(Data items)
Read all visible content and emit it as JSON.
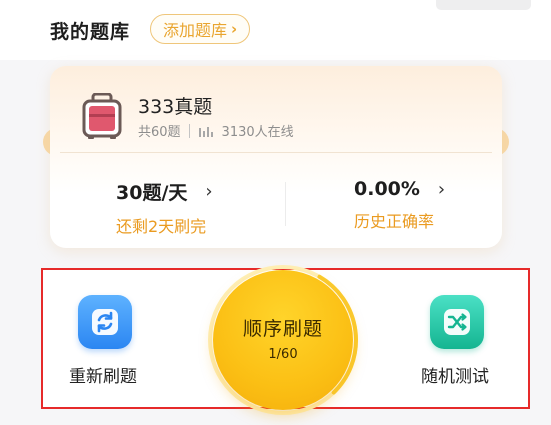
{
  "header": {
    "title": "我的题库",
    "add_button_label": "添加题库",
    "add_button_chevron": "›"
  },
  "bank": {
    "name": "333真题",
    "question_count_text": "共60题",
    "online_text": "3130人在线",
    "icon": "suitcase-icon",
    "icon_color": "#e0586e"
  },
  "stats": {
    "daily": {
      "value": "30题/天",
      "label": "还剩2天刷完"
    },
    "accuracy": {
      "value": "0.00%",
      "label": "历史正确率"
    },
    "chevron": "›"
  },
  "actions": {
    "restart": {
      "label": "重新刷题",
      "icon": "refresh-icon",
      "color": "#2b86f2"
    },
    "sequential": {
      "label": "顺序刷题",
      "progress_text": "1/60",
      "progress_fraction": 0.0167,
      "color": "#fbbf14"
    },
    "random": {
      "label": "随机测试",
      "icon": "shuffle-icon",
      "color": "#15b591"
    }
  },
  "colors": {
    "accent": "#ea9b21",
    "highlight_border": "#e62a2a"
  }
}
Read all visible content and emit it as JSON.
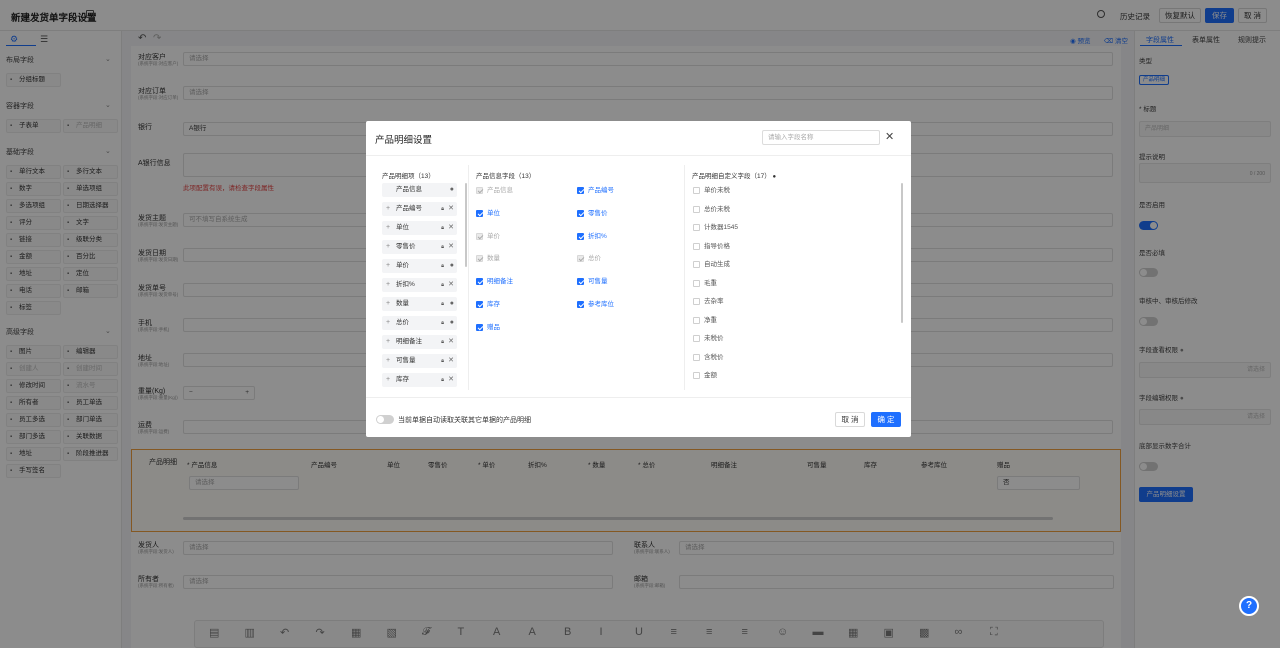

* **What you should do**:
Without the pictures, copy the material exactly as given.

* **Task result**:
Read all visible content and emit it as JSON.
{
  "header": {
    "title": "我的题库",
    "add_button_label": "添加题库",
    "add_button_chevron": "›"
  },
  "bank": {
    "name": "333真题",
    "question_count_text": "共60题",
    "online_text": "3130人在线",
    "icon": "suitcase-icon",
    "icon_color": "#e0586e"
  },
  "stats": {
    "daily": {
      "value": "30题/天",
      "label": "还剩2天刷完"
    },
    "accuracy": {
      "value": "0.00%",
      "label": "历史正确率"
    },
    "chevron": "›"
  },
  "actions": {
    "restart": {
      "label": "重新刷题",
      "icon": "refresh-icon",
      "color": "#2b86f2"
    },
    "sequential": {
      "label": "顺序刷题",
      "progress_text": "1/60",
      "progress_fraction": 0.0167,
      "color": "#fbbf14"
    },
    "random": {
      "label": "随机测试",
      "icon": "shuffle-icon",
      "color": "#15b591"
    }
  },
  "colors": {
    "accent": "#ea9b21",
    "highlight_border": "#e62a2a"
  }
}
Read all visible content and emit it as JSON.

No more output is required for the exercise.